### Direction
Only the number is wanted: count the lines in the data with "పకరణ" in them.

=== Items ===

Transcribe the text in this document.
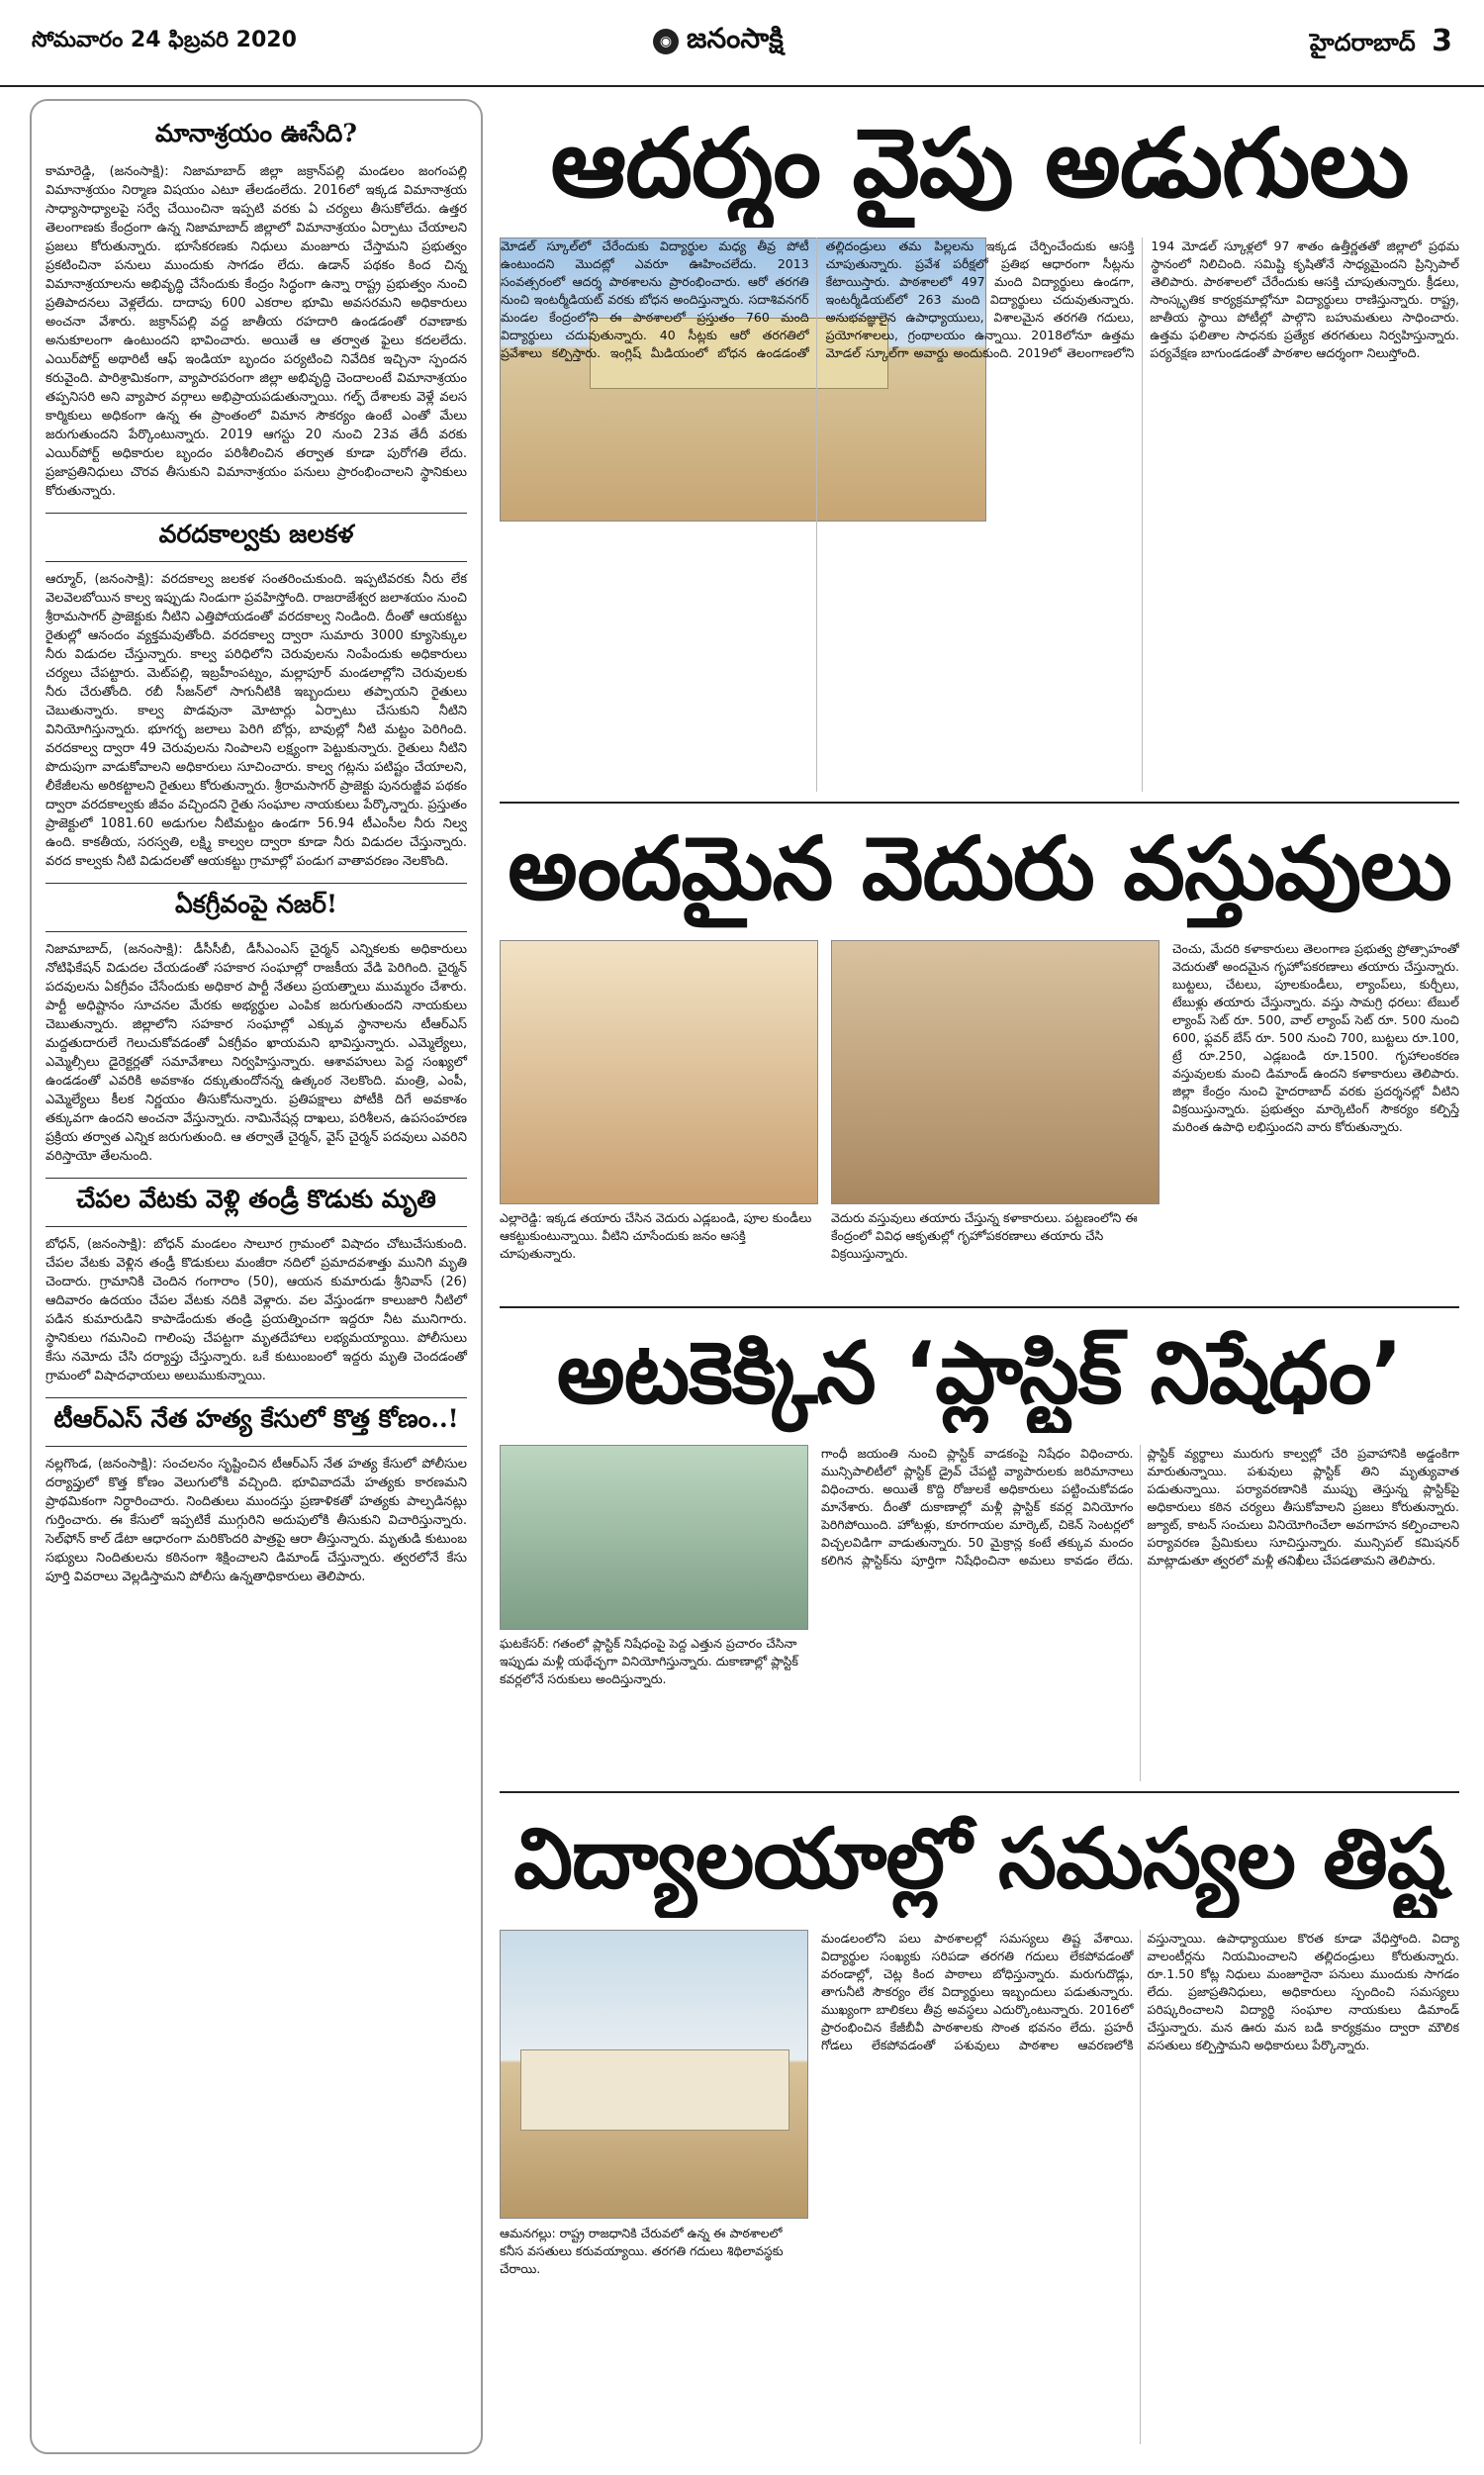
సోమవారం 24 ఫిబ్రవరి 2020	◉ జనంసాక్షి	హైదరాబాద్ 3
మానాశ్రయం ఊసేది?

కామారెడ్డి, (జనంసాక్షి): నిజామాబాద్ జిల్లా జక్రాన్‌పల్లి మండలం జంగంపల్లి విమానాశ్రయం నిర్మాణ విషయం ఎటూ తేలడంలేదు. 2016లో ఇక్కడ విమానాశ్రయ సాధ్యాసాధ్యాలపై సర్వే చేయించినా ఇప్పటి వరకు ఏ చర్యలు తీసుకోలేదు. ఉత్తర తెలంగాణకు కేంద్రంగా ఉన్న నిజామాబాద్ జిల్లాలో విమానాశ్రయం ఏర్పాటు చేయాలని ప్రజలు కోరుతున్నారు. భూసేకరణకు నిధులు మంజూరు చేస్తామని ప్రభుత్వం ప్రకటించినా పనులు ముందుకు సాగడం లేదు. ఉడాన్ పథకం కింద చిన్న విమానాశ్రయాలను అభివృద్ధి చేసేందుకు కేంద్రం సిద్ధంగా ఉన్నా రాష్ట్ర ప్రభుత్వం నుంచి ప్రతిపాదనలు వెళ్లలేదు. దాదాపు 600 ఎకరాల భూమి అవసరమని అధికారులు అంచనా వేశారు. జక్రాన్‌పల్లి వద్ద జాతీయ రహదారి ఉండడంతో రవాణాకు అనుకూలంగా ఉంటుందని భావించారు. అయితే ఆ తర్వాత ఫైలు కదలలేదు. ఎయిర్‌పోర్ట్ అథారిటీ ఆఫ్ ఇండియా బృందం పర్యటించి నివేదిక ఇచ్చినా స్పందన కరువైంది. పారిశ్రామికంగా, వ్యాపారపరంగా జిల్లా అభివృద్ధి చెందాలంటే విమానాశ్రయం తప్పనిసరి అని వ్యాపార వర్గాలు అభిప్రాయపడుతున్నాయి. గల్ఫ్ దేశాలకు వెళ్లే వలస కార్మికులు అధికంగా ఉన్న ఈ ప్రాంతంలో విమాన సౌకర్యం ఉంటే ఎంతో మేలు జరుగుతుందని పేర్కొంటున్నారు. 2019 ఆగస్టు 20 నుంచి 23వ తేదీ వరకు ఎయిర్‌పోర్ట్ అధికారుల బృందం పరిశీలించిన తర్వాత కూడా పురోగతి లేదు. ప్రజాప్రతినిధులు చొరవ తీసుకుని విమానాశ్రయం పనులు ప్రారంభించాలని స్థానికులు కోరుతున్నారు.

వరదకాల్వకు జలకళ

ఆర్మూర్, (జనంసాక్షి): వరదకాల్వ జలకళ సంతరించుకుంది. ఇప్పటివరకు నీరు లేక వెలవెలబోయిన కాల్వ ఇప్పుడు నిండుగా ప్రవహిస్తోంది. రాజరాజేశ్వర జలాశయం నుంచి శ్రీరామసాగర్ ప్రాజెక్టుకు నీటిని ఎత్తిపోయడంతో వరదకాల్వ నిండింది. దీంతో ఆయకట్టు రైతుల్లో ఆనందం వ్యక్తమవుతోంది. వరదకాల్వ ద్వారా సుమారు 3000 క్యూసెక్కుల నీరు విడుదల చేస్తున్నారు. కాల్వ పరిధిలోని చెరువులను నింపేందుకు అధికారులు చర్యలు చేపట్టారు. మెట్‌పల్లి, ఇబ్రహీంపట్నం, మల్లాపూర్ మండలాల్లోని చెరువులకు నీరు చేరుతోంది. రబీ సీజన్‌లో సాగునీటికి ఇబ్బందులు తప్పాయని రైతులు చెబుతున్నారు. కాల్వ పొడవునా మోటార్లు ఏర్పాటు చేసుకుని నీటిని వినియోగిస్తున్నారు. భూగర్భ జలాలు పెరిగి బోర్లు, బావుల్లో నీటి మట్టం పెరిగింది. వరదకాల్వ ద్వారా 49 చెరువులను నింపాలని లక్ష్యంగా పెట్టుకున్నారు. రైతులు నీటిని పొదుపుగా వాడుకోవాలని అధికారులు సూచించారు. కాల్వ గట్లను పటిష్టం చేయాలని, లీకేజీలను అరికట్టాలని రైతులు కోరుతున్నారు. శ్రీరామసాగర్ ప్రాజెక్టు పునరుజ్జీవ పథకం ద్వారా వరదకాల్వకు జీవం వచ్చిందని రైతు సంఘాల నాయకులు పేర్కొన్నారు. ప్రస్తుతం ప్రాజెక్టులో 1081.60 అడుగుల నీటిమట్టం ఉండగా 56.94 టీఎంసీల నీరు నిల్వ ఉంది. కాకతీయ, సరస్వతి, లక్ష్మి కాల్వల ద్వారా కూడా నీరు విడుదల చేస్తున్నారు. వరద కాల్వకు నీటి విడుదలతో ఆయకట్టు గ్రామాల్లో పండుగ వాతావరణం నెలకొంది.

ఏకగ్రీవంపై నజర్!

నిజామాబాద్, (జనంసాక్షి): డీసీసీబీ, డీసీఎంఎస్ చైర్మన్ ఎన్నికలకు అధికారులు నోటిఫికేషన్ విడుదల చేయడంతో సహకార సంఘాల్లో రాజకీయ వేడి పెరిగింది. చైర్మన్ పదవులను ఏకగ్రీవం చేసేందుకు అధికార పార్టీ నేతలు ప్రయత్నాలు ముమ్మరం చేశారు. పార్టీ అధిష్టానం సూచనల మేరకు అభ్యర్థుల ఎంపిక జరుగుతుందని నాయకులు చెబుతున్నారు. జిల్లాలోని సహకార సంఘాల్లో ఎక్కువ స్థానాలను టీఆర్‌ఎస్ మద్దతుదారులే గెలుచుకోవడంతో ఏకగ్రీవం ఖాయమని భావిస్తున్నారు. ఎమ్మెల్యేలు, ఎమ్మెల్సీలు డైరెక్టర్లతో సమావేశాలు నిర్వహిస్తున్నారు. ఆశావహులు పెద్ద సంఖ్యలో ఉండడంతో ఎవరికి అవకాశం దక్కుతుందోనన్న ఉత్కంఠ నెలకొంది. మంత్రి, ఎంపీ, ఎమ్మెల్యేలు కీలక నిర్ణయం తీసుకోనున్నారు. ప్రతిపక్షాలు పోటీకి దిగే అవకాశం తక్కువగా ఉందని అంచనా వేస్తున్నారు. నామినేషన్ల దాఖలు, పరిశీలన, ఉపసంహరణ ప్రక్రియ తర్వాత ఎన్నిక జరుగుతుంది. ఆ తర్వాతే చైర్మన్, వైస్ చైర్మన్ పదవులు ఎవరిని వరిస్తాయో తేలనుంది.

చేపల వేటకు వెళ్లి తండ్రీ కొడుకు మృతి

బోధన్, (జనంసాక్షి): బోధన్ మండలం సాలూర గ్రామంలో విషాదం చోటుచేసుకుంది. చేపల వేటకు వెళ్లిన తండ్రీ కొడుకులు మంజీరా నదిలో ప్రమాదవశాత్తు మునిగి మృతి చెందారు. గ్రామానికి చెందిన గంగారాం (50), ఆయన కుమారుడు శ్రీనివాస్ (26) ఆదివారం ఉదయం చేపల వేటకు నదికి వెళ్లారు. వల వేస్తుండగా కాలుజారి నీటిలో పడిన కుమారుడిని కాపాడేందుకు తండ్రి ప్రయత్నించగా ఇద్దరూ నీట మునిగారు. స్థానికులు గమనించి గాలింపు చేపట్టగా మృతదేహాలు లభ్యమయ్యాయి. పోలీసులు కేసు నమోదు చేసి దర్యాప్తు చేస్తున్నారు. ఒకే కుటుంబంలో ఇద్దరు మృతి చెందడంతో గ్రామంలో విషాదఛాయలు అలుముకున్నాయి.

టీఆర్ఎస్ నేత హత్య కేసులో కొత్త కోణం..!

నల్లగొండ, (జనంసాక్షి): సంచలనం సృష్టించిన టీఆర్‌ఎస్ నేత హత్య కేసులో పోలీసుల దర్యాప్తులో కొత్త కోణం వెలుగులోకి వచ్చింది. భూవివాదమే హత్యకు కారణమని ప్రాథమికంగా నిర్ధారించారు. నిందితులు ముందస్తు ప్రణాళికతో హత్యకు పాల్పడినట్లు గుర్తించారు. ఈ కేసులో ఇప్పటికే ముగ్గురిని అదుపులోకి తీసుకుని విచారిస్తున్నారు. సెల్‌ఫోన్ కాల్ డేటా ఆధారంగా మరికొందరి పాత్రపై ఆరా తీస్తున్నారు. మృతుడి కుటుంబ సభ్యులు నిందితులను కఠినంగా శిక్షించాలని డిమాండ్ చేస్తున్నారు. త్వరలోనే కేసు పూర్తి వివరాలు వెల్లడిస్తామని పోలీసు ఉన్నతాధికారులు తెలిపారు.

ఆదర్శం వైపు అడుగులు
మోడల్ స్కూల్‌లో చేరేందుకు విద్యార్థుల మధ్య తీవ్ర పోటీ ఉంటుందని మొదట్లో ఎవరూ ఊహించలేదు. 2013 సంవత్సరంలో ఆదర్శ పాఠశాలను ప్రారంభించారు. ఆరో తరగతి నుంచి ఇంటర్మీడియట్ వరకు బోధన అందిస్తున్నారు. సదాశివనగర్ మండల కేంద్రంలోని ఈ పాఠశాలలో ప్రస్తుతం 760 మంది విద్యార్థులు చదువుతున్నారు. 40 సీట్లకు ఆరో తరగతిలో ప్రవేశాలు కల్పిస్తారు. ఇంగ్లిష్ మీడియంలో బోధన ఉండడంతో తల్లిదండ్రులు తమ పిల్లలను ఇక్కడ చేర్పించేందుకు ఆసక్తి చూపుతున్నారు. ప్రవేశ పరీక్షలో ప్రతిభ ఆధారంగా సీట్లను కేటాయిస్తారు. పాఠశాలలో 497 మంది విద్యార్థులు ఉండగా, ఇంటర్మీడియట్‌లో 263 మంది విద్యార్థులు చదువుతున్నారు. అనుభవజ్ఞులైన ఉపాధ్యాయులు, విశాలమైన తరగతి గదులు, ప్రయోగశాలలు, గ్రంథాలయం ఉన్నాయి. 2018లోనూ ఉత్తమ మోడల్ స్కూల్‌గా అవార్డు అందుకుంది. 2019లో తెలంగాణలోని 194 మోడల్ స్కూళ్లలో 97 శాతం ఉత్తీర్ణతతో జిల్లాలో ప్రథమ స్థానంలో నిలిచింది. సమిష్టి కృషితోనే సాధ్యమైందని ప్రిన్సిపాల్ తెలిపారు. పాఠశాలలో చేరేందుకు ఆసక్తి చూపుతున్నారు. క్రీడలు, సాంస్కృతిక కార్యక్రమాల్లోనూ విద్యార్థులు రాణిస్తున్నారు. రాష్ట్ర, జాతీయ స్థాయి పోటీల్లో పాల్గొని బహుమతులు సాధించారు. ఉత్తమ ఫలితాల సాధనకు ప్రత్యేక తరగతులు నిర్వహిస్తున్నారు. పర్యవేక్షణ బాగుండడంతో పాఠశాల ఆదర్శంగా నిలుస్తోంది.
అందమైన వెదురు వస్తువులు
ఎల్లారెడ్డి: ఇక్కడ తయారు చేసిన వెదురు ఎడ్లబండి, పూల కుండీలు ఆకట్టుకుంటున్నాయి. వీటిని చూసేందుకు జనం ఆసక్తి చూపుతున్నారు.
వెదురు వస్తువులు తయారు చేస్తున్న కళాకారులు. పట్టణంలోని ఈ కేంద్రంలో వివిధ ఆకృతుల్లో గృహోపకరణాలు తయారు చేసి విక్రయిస్తున్నారు.
చెంచు, మేదరి కళాకారులు తెలంగాణ ప్రభుత్వ ప్రోత్సాహంతో వెదురుతో అందమైన గృహోపకరణాలు తయారు చేస్తున్నారు. బుట్టలు, చేటలు, పూలకుండీలు, ల్యాంప్‌లు, కుర్చీలు, టేబుళ్లు తయారు చేస్తున్నారు. వస్తు సామగ్రి ధరలు: టేబుల్ ల్యాంప్ సెట్ రూ. 500, వాల్ ల్యాంప్ సెట్ రూ. 500 నుంచి 600, ఫ్లవర్ బేస్ రూ. 500 నుంచి 700, బుట్టలు రూ.100, ట్రే రూ.250, ఎడ్లబండి రూ.1500. గృహాలంకరణ వస్తువులకు మంచి డిమాండ్ ఉందని కళాకారులు తెలిపారు. జిల్లా కేంద్రం నుంచి హైదరాబాద్ వరకు ప్రదర్శనల్లో వీటిని విక్రయిస్తున్నారు. ప్రభుత్వం మార్కెటింగ్ సౌకర్యం కల్పిస్తే మరింత ఉపాధి లభిస్తుందని వారు కోరుతున్నారు.
అటకెక్కిన ‘ప్లాస్టిక్ నిషేధం’
ఘటకేసర్: గతంలో ప్లాస్టిక్ నిషేధంపై పెద్ద ఎత్తున ప్రచారం చేసినా ఇప్పుడు మళ్లీ యథేచ్ఛగా వినియోగిస్తున్నారు. దుకాణాల్లో ప్లాస్టిక్ కవర్లలోనే సరుకులు అందిస్తున్నారు.
గాంధీ జయంతి నుంచి ప్లాస్టిక్ వాడకంపై నిషేధం విధించారు. మున్సిపాలిటీలో ప్లాస్టిక్ డ్రైవ్ చేపట్టి వ్యాపారులకు జరిమానాలు విధించారు. అయితే కొద్ది రోజులకే అధికారులు పట్టించుకోవడం మానేశారు. దీంతో దుకాణాల్లో మళ్లీ ప్లాస్టిక్ కవర్ల వినియోగం పెరిగిపోయింది. హోటళ్లు, కూరగాయల మార్కెట్, చికెన్ సెంటర్లలో విచ్చలవిడిగా వాడుతున్నారు. 50 మైక్రాన్ల కంటే తక్కువ మందం కలిగిన ప్లాస్టిక్‌ను పూర్తిగా నిషేధించినా అమలు కావడం లేదు. ప్లాస్టిక్ వ్యర్థాలు మురుగు కాల్వల్లో చేరి ప్రవాహానికి అడ్డంకిగా మారుతున్నాయి. పశువులు ప్లాస్టిక్ తిని మృత్యువాత పడుతున్నాయి. పర్యావరణానికి ముప్పు తెస్తున్న ప్లాస్టిక్‌పై అధికారులు కఠిన చర్యలు తీసుకోవాలని ప్రజలు కోరుతున్నారు. జ్యూట్, కాటన్ సంచులు వినియోగించేలా అవగాహన కల్పించాలని పర్యావరణ ప్రేమికులు సూచిస్తున్నారు. మున్సిపల్ కమిషనర్ మాట్లాడుతూ త్వరలో మళ్లీ తనిఖీలు చేపడతామని తెలిపారు.
విద్యాలయాల్లో సమస్యల తిష్ట
ఆమనగల్లు: రాష్ట్ర రాజధానికి చేరువలో ఉన్న ఈ పాఠశాలలో కనీస వసతులు కరువయ్యాయి. తరగతి గదులు శిథిలావస్థకు చేరాయి.
మండలంలోని పలు పాఠశాలల్లో సమస్యలు తిష్ట వేశాయి. విద్యార్థుల సంఖ్యకు సరిపడా తరగతి గదులు లేకపోవడంతో వరండాల్లో, చెట్ల కింద పాఠాలు బోధిస్తున్నారు. మరుగుదొడ్లు, తాగునీటి సౌకర్యం లేక విద్యార్థులు ఇబ్బందులు పడుతున్నారు. ముఖ్యంగా బాలికలు తీవ్ర అవస్థలు ఎదుర్కొంటున్నారు. 2016లో ప్రారంభించిన కేజీబీవీ పాఠశాలకు సొంత భవనం లేదు. ప్రహరీ గోడలు లేకపోవడంతో పశువులు పాఠశాల ఆవరణలోకి వస్తున్నాయి. ఉపాధ్యాయుల కొరత కూడా వేధిస్తోంది. విద్యా వాలంటీర్లను నియమించాలని తల్లిదండ్రులు కోరుతున్నారు. రూ.1.50 కోట్ల నిధులు మంజూరైనా పనులు ముందుకు సాగడం లేదు. ప్రజాప్రతినిధులు, అధికారులు స్పందించి సమస్యలు పరిష్కరించాలని విద్యార్థి సంఘాల నాయకులు డిమాండ్ చేస్తున్నారు. మన ఊరు మన బడి కార్యక్రమం ద్వారా మౌలిక వసతులు కల్పిస్తామని అధికారులు పేర్కొన్నారు.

===

### Task result
2